TASK DESCRIPTION:
Print out the entries below with no edits.

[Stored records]
········
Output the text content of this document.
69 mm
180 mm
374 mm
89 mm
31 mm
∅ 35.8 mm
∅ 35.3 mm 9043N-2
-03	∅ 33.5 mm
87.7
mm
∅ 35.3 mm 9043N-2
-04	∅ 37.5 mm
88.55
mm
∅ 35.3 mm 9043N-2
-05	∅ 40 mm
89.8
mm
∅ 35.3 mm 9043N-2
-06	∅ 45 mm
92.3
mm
········
EXERCISE ANSWER:
Output the text content of this document.
69 mm
180 mm
374 mm
89 mm
31 mm
∅ 35.8 mm
∅ 35.3 mm 9043N-2
-03	∅ 33.5 mm
87.7
mm
∅ 35.3 mm 9043N-2
-04	∅ 37.5 mm
88.55
mm
∅ 35.3 mm 9043N-2
-05	∅ 40 mm
89.8
mm
∅ 35.3 mm 9043N-2
-06	∅ 45 mm
92.3
mm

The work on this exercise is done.